## WHAT YOU ARE ASKED TO DO
Quote, word for word, the stretch of entries from the very first line through the line containing "scale-tick-20km: 20 km: [1605, 1085, 1674, 1110]", both ends included.

## RECORD EXTRACTS
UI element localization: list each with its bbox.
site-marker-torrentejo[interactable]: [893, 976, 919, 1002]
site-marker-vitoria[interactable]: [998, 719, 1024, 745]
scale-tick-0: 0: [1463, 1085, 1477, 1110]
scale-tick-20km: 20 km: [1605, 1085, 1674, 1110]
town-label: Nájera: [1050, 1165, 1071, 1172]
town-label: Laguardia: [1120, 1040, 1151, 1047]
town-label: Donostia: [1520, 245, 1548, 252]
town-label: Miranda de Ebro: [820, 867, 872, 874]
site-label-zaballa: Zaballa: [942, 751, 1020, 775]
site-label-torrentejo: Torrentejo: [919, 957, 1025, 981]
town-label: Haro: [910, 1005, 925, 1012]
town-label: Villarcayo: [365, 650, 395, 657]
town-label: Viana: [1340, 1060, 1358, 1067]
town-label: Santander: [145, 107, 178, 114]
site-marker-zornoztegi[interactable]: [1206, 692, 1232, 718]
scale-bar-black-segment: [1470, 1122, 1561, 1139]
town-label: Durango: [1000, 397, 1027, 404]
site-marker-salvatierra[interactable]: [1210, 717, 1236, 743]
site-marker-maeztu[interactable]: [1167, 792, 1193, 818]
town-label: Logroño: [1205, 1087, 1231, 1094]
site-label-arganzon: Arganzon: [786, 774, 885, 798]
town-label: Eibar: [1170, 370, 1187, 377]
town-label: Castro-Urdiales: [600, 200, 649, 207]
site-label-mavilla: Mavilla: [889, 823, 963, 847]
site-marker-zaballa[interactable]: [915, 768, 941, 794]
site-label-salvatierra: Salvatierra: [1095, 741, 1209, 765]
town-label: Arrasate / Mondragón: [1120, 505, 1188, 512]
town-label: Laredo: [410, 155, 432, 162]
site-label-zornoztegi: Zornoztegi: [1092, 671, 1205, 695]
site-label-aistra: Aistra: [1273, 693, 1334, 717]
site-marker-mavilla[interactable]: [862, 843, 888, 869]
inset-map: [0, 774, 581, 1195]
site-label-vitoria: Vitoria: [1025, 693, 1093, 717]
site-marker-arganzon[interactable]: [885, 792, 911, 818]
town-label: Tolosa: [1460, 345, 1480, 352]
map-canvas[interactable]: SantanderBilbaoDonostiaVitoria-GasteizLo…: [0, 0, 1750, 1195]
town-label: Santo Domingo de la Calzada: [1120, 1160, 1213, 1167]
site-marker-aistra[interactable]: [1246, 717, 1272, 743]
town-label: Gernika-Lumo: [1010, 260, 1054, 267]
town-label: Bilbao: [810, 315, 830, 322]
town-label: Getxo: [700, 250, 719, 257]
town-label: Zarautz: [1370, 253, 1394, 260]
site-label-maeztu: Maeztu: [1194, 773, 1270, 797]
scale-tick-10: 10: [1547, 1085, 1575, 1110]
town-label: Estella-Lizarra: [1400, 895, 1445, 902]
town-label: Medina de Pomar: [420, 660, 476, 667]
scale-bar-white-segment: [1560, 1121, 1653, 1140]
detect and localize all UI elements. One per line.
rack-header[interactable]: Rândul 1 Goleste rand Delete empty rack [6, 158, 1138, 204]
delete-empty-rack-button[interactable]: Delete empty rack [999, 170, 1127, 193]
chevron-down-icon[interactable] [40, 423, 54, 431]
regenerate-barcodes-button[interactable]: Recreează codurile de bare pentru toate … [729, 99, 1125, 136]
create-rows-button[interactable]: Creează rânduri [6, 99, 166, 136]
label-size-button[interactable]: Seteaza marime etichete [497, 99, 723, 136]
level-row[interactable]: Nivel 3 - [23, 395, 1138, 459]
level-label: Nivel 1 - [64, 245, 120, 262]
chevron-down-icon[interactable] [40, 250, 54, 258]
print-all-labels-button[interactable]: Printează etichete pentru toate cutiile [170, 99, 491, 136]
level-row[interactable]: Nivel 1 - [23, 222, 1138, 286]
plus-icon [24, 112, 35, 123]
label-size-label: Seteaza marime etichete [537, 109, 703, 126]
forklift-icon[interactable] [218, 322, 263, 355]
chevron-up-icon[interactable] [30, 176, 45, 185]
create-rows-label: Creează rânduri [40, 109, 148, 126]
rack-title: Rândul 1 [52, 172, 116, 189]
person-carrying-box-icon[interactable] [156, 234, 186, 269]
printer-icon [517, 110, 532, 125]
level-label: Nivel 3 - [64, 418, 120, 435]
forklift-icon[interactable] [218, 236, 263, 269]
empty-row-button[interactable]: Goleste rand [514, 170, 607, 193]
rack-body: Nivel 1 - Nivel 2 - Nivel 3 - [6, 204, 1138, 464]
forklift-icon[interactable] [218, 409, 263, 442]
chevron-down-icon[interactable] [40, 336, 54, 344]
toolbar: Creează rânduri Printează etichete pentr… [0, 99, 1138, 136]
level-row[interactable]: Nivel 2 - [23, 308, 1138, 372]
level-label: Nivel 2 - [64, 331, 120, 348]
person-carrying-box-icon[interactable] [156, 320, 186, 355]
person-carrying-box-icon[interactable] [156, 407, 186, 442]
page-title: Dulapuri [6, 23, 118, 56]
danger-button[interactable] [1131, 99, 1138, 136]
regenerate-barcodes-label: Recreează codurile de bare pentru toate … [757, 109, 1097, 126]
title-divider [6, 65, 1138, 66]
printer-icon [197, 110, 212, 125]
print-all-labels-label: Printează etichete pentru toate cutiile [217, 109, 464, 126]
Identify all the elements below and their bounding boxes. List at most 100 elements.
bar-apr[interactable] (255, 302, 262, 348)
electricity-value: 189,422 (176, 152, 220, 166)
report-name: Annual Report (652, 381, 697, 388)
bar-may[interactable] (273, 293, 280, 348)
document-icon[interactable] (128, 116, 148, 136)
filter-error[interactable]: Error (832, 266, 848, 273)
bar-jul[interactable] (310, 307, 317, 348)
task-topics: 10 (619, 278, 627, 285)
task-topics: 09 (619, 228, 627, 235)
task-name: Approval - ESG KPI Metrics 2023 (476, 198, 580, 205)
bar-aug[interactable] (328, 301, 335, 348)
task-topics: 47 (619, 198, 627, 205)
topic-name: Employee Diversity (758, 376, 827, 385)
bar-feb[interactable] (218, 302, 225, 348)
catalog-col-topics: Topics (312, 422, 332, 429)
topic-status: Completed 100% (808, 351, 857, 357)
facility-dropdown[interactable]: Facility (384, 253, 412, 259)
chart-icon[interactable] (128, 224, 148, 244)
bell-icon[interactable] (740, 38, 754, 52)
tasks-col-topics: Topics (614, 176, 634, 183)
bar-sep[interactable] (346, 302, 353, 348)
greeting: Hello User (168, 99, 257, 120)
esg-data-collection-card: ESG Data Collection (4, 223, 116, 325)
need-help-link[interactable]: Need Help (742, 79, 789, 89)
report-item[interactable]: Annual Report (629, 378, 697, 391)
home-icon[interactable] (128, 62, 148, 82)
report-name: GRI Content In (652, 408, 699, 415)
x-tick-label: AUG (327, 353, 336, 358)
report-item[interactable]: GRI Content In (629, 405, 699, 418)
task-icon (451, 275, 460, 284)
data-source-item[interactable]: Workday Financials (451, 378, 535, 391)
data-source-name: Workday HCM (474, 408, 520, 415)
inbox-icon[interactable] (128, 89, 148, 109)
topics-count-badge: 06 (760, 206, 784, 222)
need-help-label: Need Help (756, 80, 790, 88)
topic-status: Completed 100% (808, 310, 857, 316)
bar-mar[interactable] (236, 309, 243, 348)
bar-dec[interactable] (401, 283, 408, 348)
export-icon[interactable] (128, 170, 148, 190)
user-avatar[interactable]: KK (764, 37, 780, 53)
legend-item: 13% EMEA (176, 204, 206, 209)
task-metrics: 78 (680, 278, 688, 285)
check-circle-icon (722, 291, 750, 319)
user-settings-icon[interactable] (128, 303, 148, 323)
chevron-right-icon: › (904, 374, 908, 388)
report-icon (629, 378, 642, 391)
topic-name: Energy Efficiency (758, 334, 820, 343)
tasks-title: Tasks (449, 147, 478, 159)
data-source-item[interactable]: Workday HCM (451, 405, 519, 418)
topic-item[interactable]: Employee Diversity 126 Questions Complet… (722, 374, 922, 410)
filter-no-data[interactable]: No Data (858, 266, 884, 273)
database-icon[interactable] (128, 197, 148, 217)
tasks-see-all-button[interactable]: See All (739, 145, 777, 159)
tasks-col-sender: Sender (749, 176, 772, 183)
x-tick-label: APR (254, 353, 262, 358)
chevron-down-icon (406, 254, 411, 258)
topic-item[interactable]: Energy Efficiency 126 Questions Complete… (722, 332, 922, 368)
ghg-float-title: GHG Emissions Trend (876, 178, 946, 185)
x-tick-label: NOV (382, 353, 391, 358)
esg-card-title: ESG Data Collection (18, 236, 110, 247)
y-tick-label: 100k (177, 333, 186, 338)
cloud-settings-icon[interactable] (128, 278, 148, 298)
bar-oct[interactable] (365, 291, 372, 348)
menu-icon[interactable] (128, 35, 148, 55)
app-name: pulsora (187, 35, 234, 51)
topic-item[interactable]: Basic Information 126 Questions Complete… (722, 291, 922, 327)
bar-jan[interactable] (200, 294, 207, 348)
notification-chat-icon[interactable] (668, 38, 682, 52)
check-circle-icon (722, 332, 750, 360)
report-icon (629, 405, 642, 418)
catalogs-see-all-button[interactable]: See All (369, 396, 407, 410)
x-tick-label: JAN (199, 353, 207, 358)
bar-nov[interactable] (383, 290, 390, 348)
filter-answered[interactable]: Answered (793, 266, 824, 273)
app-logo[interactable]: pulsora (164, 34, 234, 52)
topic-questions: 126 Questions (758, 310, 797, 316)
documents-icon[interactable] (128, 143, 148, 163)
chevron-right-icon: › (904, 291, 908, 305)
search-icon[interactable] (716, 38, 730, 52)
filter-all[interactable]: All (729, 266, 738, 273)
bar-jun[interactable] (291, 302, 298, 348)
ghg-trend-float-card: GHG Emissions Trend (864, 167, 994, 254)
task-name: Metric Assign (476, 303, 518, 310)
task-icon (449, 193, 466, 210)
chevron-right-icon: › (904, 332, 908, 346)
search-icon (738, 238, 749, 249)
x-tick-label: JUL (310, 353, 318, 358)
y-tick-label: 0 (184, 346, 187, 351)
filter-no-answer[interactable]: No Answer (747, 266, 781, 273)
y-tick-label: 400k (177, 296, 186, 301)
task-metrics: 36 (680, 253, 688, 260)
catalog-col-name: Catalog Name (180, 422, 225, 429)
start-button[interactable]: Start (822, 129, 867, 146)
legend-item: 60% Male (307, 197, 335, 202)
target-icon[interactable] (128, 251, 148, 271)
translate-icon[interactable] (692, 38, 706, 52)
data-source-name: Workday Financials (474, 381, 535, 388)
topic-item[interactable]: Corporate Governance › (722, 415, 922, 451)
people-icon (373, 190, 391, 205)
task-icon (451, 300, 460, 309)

## RESULT FOR THIS EXERCISE
UI element localization: list each with its bbox.
site-marker-torrentejo[interactable]: [893, 976, 919, 1002]
site-marker-vitoria[interactable]: [998, 719, 1024, 745]
scale-tick-0: 0: [1463, 1085, 1477, 1110]
scale-tick-20km: 20 km: [1605, 1085, 1674, 1110]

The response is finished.